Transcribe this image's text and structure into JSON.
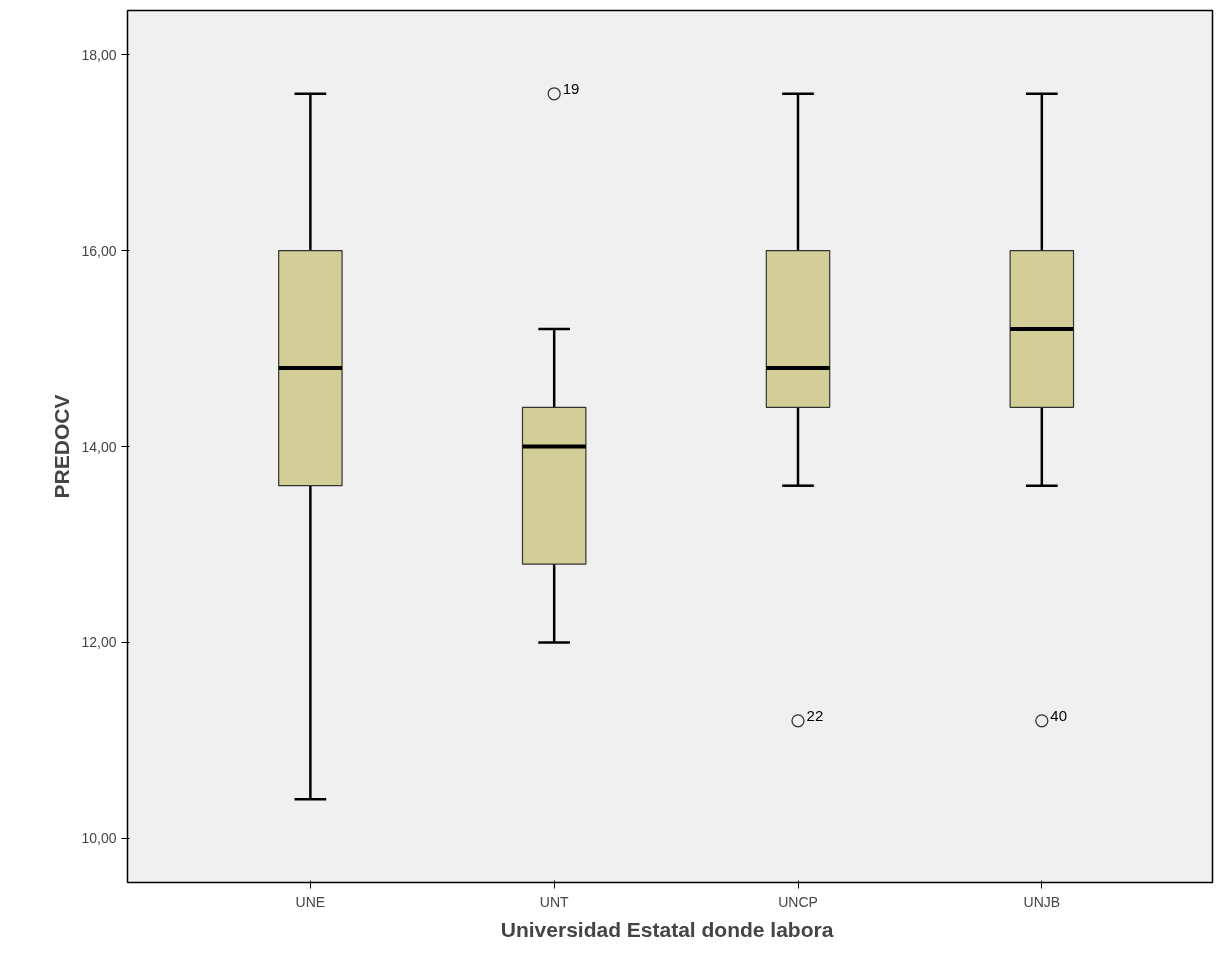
{
  "chart_data": {
    "type": "box",
    "xlabel": "Universidad Estatal donde  labora",
    "ylabel": "PREDOCV",
    "categories": [
      "UNE",
      "UNT",
      "UNCP",
      "UNJB"
    ],
    "color": "#d3ce97",
    "boxes": [
      {
        "low": 10.4,
        "q1": 13.6,
        "median": 14.8,
        "q3": 16.0,
        "high": 17.6
      },
      {
        "low": 12.0,
        "q1": 12.8,
        "median": 14.0,
        "q3": 14.4,
        "high": 15.2,
        "outliers": [
          17.6
        ]
      },
      {
        "low": 13.6,
        "q1": 14.4,
        "median": 14.8,
        "q3": 16.0,
        "high": 17.6,
        "outliers": [
          11.2
        ]
      },
      {
        "low": 13.6,
        "q1": 14.4,
        "median": 15.2,
        "q3": 16.0,
        "high": 17.6,
        "outliers": [
          11.2
        ]
      }
    ],
    "ylim": [
      9.55,
      18.45
    ],
    "yticks": [
      {
        "value": 10,
        "label": "10,00"
      },
      {
        "value": 12,
        "label": "12,00"
      },
      {
        "value": 14,
        "label": "14,00"
      },
      {
        "value": 16,
        "label": "16,00"
      },
      {
        "value": 18,
        "label": "18,00"
      }
    ],
    "grid": false,
    "annotations": [
      "19",
      "22",
      "40"
    ]
  }
}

****************

▶ **Short exercise**:
Nothing in the entries above should change when they are printed again, except that the pictures are dropped.

▶ **Solution to this problem**:
Transcribe this image's text and structure into JSON.
{
  "chart_data": {
    "type": "box",
    "xlabel": "Universidad Estatal donde  labora",
    "ylabel": "PREDOCV",
    "categories": [
      "UNE",
      "UNT",
      "UNCP",
      "UNJB"
    ],
    "color": "#d3ce97",
    "boxes": [
      {
        "low": 10.4,
        "q1": 13.6,
        "median": 14.8,
        "q3": 16.0,
        "high": 17.6
      },
      {
        "low": 12.0,
        "q1": 12.8,
        "median": 14.0,
        "q3": 14.4,
        "high": 15.2,
        "outliers": [
          17.6
        ]
      },
      {
        "low": 13.6,
        "q1": 14.4,
        "median": 14.8,
        "q3": 16.0,
        "high": 17.6,
        "outliers": [
          11.2
        ]
      },
      {
        "low": 13.6,
        "q1": 14.4,
        "median": 15.2,
        "q3": 16.0,
        "high": 17.6,
        "outliers": [
          11.2
        ]
      }
    ],
    "ylim": [
      9.55,
      18.45
    ],
    "yticks": [
      {
        "value": 10,
        "label": "10,00"
      },
      {
        "value": 12,
        "label": "12,00"
      },
      {
        "value": 14,
        "label": "14,00"
      },
      {
        "value": 16,
        "label": "16,00"
      },
      {
        "value": 18,
        "label": "18,00"
      }
    ],
    "grid": false,
    "annotations": [
      "19",
      "22",
      "40"
    ]
  }
}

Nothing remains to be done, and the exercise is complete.